Every line below that holds the string "your" should be copied out.

Data in this exercise →
--- BEGIN ---
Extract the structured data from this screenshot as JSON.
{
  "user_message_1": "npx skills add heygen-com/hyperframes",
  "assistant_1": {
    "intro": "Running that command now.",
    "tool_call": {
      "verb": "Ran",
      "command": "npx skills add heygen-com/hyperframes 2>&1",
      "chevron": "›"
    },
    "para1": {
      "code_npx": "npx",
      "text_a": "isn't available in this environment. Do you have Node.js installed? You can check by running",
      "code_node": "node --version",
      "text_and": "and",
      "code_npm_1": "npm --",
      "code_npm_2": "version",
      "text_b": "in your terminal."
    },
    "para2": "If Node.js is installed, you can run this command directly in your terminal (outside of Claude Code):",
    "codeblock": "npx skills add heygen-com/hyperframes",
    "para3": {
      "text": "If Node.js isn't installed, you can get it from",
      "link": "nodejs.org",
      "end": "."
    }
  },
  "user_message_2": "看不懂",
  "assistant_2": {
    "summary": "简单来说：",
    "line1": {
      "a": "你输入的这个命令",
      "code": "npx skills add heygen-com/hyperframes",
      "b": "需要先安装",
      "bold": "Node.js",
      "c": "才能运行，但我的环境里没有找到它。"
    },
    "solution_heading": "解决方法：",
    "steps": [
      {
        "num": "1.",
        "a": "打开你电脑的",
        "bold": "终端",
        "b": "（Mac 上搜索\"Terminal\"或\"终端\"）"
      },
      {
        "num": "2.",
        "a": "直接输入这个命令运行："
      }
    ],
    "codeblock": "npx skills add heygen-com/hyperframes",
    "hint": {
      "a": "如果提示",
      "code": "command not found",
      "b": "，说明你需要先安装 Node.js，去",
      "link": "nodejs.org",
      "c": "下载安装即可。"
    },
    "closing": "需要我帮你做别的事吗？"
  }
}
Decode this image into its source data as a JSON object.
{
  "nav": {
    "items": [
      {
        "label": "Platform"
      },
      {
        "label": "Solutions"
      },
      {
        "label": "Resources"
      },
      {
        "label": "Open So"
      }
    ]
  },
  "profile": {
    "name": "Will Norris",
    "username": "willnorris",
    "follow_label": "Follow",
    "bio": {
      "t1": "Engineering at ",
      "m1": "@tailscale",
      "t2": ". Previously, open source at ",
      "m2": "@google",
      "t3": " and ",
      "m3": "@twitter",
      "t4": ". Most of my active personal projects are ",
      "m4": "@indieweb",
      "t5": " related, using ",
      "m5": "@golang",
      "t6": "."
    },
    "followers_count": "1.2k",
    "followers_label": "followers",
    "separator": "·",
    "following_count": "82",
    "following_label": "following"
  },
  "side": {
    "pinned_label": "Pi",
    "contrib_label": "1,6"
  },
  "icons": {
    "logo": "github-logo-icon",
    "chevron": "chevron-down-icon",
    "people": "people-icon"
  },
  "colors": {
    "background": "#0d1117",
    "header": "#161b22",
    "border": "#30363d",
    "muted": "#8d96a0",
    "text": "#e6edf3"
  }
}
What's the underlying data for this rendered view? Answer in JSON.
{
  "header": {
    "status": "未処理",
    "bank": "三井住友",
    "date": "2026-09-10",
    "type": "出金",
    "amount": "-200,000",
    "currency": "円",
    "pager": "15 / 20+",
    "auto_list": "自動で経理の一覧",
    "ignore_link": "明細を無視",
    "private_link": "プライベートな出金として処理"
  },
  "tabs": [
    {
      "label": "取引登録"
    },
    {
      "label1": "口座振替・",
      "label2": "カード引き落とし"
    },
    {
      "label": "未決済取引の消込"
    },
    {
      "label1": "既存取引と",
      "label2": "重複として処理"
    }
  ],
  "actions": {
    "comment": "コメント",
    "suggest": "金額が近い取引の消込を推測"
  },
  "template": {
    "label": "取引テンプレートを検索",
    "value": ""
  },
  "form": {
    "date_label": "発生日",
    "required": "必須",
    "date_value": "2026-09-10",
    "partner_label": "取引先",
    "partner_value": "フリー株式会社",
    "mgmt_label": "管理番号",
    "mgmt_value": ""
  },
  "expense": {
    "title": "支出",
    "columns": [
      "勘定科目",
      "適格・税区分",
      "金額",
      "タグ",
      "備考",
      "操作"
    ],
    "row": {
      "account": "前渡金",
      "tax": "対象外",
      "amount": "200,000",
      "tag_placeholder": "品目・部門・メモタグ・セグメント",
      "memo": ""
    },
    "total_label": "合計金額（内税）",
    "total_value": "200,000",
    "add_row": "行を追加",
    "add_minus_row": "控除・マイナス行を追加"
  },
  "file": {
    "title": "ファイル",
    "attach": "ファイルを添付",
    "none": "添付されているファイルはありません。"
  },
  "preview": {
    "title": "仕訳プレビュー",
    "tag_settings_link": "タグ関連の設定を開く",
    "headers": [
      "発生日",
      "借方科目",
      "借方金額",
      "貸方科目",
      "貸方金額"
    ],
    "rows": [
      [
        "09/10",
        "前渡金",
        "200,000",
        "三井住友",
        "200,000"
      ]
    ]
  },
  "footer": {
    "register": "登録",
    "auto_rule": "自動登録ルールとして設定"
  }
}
--- END ---
The result →
      "text_b": "in your terminal."
    "para2": "If Node.js is installed, you can run this command directly in your terminal (outside of Claude Code):",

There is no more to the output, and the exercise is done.